[Collected data]
· · · ·

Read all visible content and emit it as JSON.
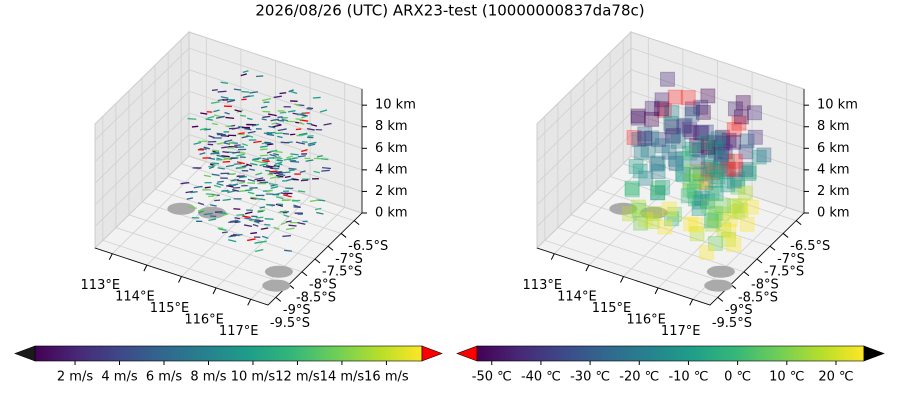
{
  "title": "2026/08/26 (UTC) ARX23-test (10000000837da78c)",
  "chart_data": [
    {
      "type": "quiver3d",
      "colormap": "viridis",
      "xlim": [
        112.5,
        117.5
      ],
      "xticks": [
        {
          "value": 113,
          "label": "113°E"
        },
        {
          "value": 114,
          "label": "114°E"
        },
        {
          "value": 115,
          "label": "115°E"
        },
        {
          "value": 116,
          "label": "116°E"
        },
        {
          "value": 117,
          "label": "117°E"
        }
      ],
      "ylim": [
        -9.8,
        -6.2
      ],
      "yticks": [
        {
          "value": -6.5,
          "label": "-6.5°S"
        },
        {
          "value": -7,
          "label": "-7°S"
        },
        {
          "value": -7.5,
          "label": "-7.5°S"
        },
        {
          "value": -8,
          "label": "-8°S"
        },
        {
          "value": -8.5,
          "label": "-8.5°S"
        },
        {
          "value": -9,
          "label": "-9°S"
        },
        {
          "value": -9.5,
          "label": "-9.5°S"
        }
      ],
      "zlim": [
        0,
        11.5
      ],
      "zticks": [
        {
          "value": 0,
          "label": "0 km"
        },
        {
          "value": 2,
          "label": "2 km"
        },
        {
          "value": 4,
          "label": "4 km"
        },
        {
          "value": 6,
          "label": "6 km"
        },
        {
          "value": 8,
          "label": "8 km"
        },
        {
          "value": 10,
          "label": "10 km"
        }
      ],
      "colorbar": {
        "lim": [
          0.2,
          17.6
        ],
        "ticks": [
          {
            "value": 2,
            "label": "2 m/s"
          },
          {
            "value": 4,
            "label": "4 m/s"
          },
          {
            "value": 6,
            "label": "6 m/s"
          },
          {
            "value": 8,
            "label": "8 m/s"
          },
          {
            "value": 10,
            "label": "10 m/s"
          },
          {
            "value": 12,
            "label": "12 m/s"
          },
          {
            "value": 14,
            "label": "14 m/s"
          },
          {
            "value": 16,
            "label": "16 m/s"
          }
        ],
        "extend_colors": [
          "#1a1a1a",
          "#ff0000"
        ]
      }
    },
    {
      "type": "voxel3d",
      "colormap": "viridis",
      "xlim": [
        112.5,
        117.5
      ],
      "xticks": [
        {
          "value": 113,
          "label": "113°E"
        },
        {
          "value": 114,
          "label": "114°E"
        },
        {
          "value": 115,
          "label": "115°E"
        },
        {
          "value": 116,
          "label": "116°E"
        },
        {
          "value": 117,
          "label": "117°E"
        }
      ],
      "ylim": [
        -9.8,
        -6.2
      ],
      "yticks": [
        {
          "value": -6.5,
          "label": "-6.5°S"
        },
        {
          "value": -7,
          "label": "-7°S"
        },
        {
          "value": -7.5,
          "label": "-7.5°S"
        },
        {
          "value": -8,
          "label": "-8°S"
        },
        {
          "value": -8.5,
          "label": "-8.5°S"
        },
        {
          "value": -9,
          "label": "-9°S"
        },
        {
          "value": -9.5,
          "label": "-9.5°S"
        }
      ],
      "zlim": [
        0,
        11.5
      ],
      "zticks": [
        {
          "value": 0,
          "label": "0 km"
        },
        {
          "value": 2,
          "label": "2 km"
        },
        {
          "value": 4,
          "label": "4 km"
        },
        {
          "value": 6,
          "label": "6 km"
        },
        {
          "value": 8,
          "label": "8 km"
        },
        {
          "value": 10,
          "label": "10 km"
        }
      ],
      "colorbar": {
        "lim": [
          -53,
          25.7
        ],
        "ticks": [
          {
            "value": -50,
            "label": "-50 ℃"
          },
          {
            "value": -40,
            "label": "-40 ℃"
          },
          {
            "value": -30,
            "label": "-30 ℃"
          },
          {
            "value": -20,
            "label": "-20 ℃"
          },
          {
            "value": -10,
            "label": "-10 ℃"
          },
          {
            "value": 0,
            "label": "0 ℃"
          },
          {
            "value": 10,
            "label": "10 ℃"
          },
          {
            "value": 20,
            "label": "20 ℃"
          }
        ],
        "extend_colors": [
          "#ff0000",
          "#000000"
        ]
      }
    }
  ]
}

· · · ·

# Task
Every line should be retyped exactly, with the pictures omitted.

# Response below
Read all visible content and emit it as JSON.
{
  "title": "2026/08/26 (UTC) ARX23-test (10000000837da78c)",
  "chart_data": [
    {
      "type": "quiver3d",
      "colormap": "viridis",
      "xlim": [
        112.5,
        117.5
      ],
      "xticks": [
        {
          "value": 113,
          "label": "113°E"
        },
        {
          "value": 114,
          "label": "114°E"
        },
        {
          "value": 115,
          "label": "115°E"
        },
        {
          "value": 116,
          "label": "116°E"
        },
        {
          "value": 117,
          "label": "117°E"
        }
      ],
      "ylim": [
        -9.8,
        -6.2
      ],
      "yticks": [
        {
          "value": -6.5,
          "label": "-6.5°S"
        },
        {
          "value": -7,
          "label": "-7°S"
        },
        {
          "value": -7.5,
          "label": "-7.5°S"
        },
        {
          "value": -8,
          "label": "-8°S"
        },
        {
          "value": -8.5,
          "label": "-8.5°S"
        },
        {
          "value": -9,
          "label": "-9°S"
        },
        {
          "value": -9.5,
          "label": "-9.5°S"
        }
      ],
      "zlim": [
        0,
        11.5
      ],
      "zticks": [
        {
          "value": 0,
          "label": "0 km"
        },
        {
          "value": 2,
          "label": "2 km"
        },
        {
          "value": 4,
          "label": "4 km"
        },
        {
          "value": 6,
          "label": "6 km"
        },
        {
          "value": 8,
          "label": "8 km"
        },
        {
          "value": 10,
          "label": "10 km"
        }
      ],
      "colorbar": {
        "lim": [
          0.2,
          17.6
        ],
        "ticks": [
          {
            "value": 2,
            "label": "2 m/s"
          },
          {
            "value": 4,
            "label": "4 m/s"
          },
          {
            "value": 6,
            "label": "6 m/s"
          },
          {
            "value": 8,
            "label": "8 m/s"
          },
          {
            "value": 10,
            "label": "10 m/s"
          },
          {
            "value": 12,
            "label": "12 m/s"
          },
          {
            "value": 14,
            "label": "14 m/s"
          },
          {
            "value": 16,
            "label": "16 m/s"
          }
        ],
        "extend_colors": [
          "#1a1a1a",
          "#ff0000"
        ]
      }
    },
    {
      "type": "voxel3d",
      "colormap": "viridis",
      "xlim": [
        112.5,
        117.5
      ],
      "xticks": [
        {
          "value": 113,
          "label": "113°E"
        },
        {
          "value": 114,
          "label": "114°E"
        },
        {
          "value": 115,
          "label": "115°E"
        },
        {
          "value": 116,
          "label": "116°E"
        },
        {
          "value": 117,
          "label": "117°E"
        }
      ],
      "ylim": [
        -9.8,
        -6.2
      ],
      "yticks": [
        {
          "value": -6.5,
          "label": "-6.5°S"
        },
        {
          "value": -7,
          "label": "-7°S"
        },
        {
          "value": -7.5,
          "label": "-7.5°S"
        },
        {
          "value": -8,
          "label": "-8°S"
        },
        {
          "value": -8.5,
          "label": "-8.5°S"
        },
        {
          "value": -9,
          "label": "-9°S"
        },
        {
          "value": -9.5,
          "label": "-9.5°S"
        }
      ],
      "zlim": [
        0,
        11.5
      ],
      "zticks": [
        {
          "value": 0,
          "label": "0 km"
        },
        {
          "value": 2,
          "label": "2 km"
        },
        {
          "value": 4,
          "label": "4 km"
        },
        {
          "value": 6,
          "label": "6 km"
        },
        {
          "value": 8,
          "label": "8 km"
        },
        {
          "value": 10,
          "label": "10 km"
        }
      ],
      "colorbar": {
        "lim": [
          -53,
          25.7
        ],
        "ticks": [
          {
            "value": -50,
            "label": "-50 ℃"
          },
          {
            "value": -40,
            "label": "-40 ℃"
          },
          {
            "value": -30,
            "label": "-30 ℃"
          },
          {
            "value": -20,
            "label": "-20 ℃"
          },
          {
            "value": -10,
            "label": "-10 ℃"
          },
          {
            "value": 0,
            "label": "0 ℃"
          },
          {
            "value": 10,
            "label": "10 ℃"
          },
          {
            "value": 20,
            "label": "20 ℃"
          }
        ],
        "extend_colors": [
          "#ff0000",
          "#000000"
        ]
      }
    }
  ]
}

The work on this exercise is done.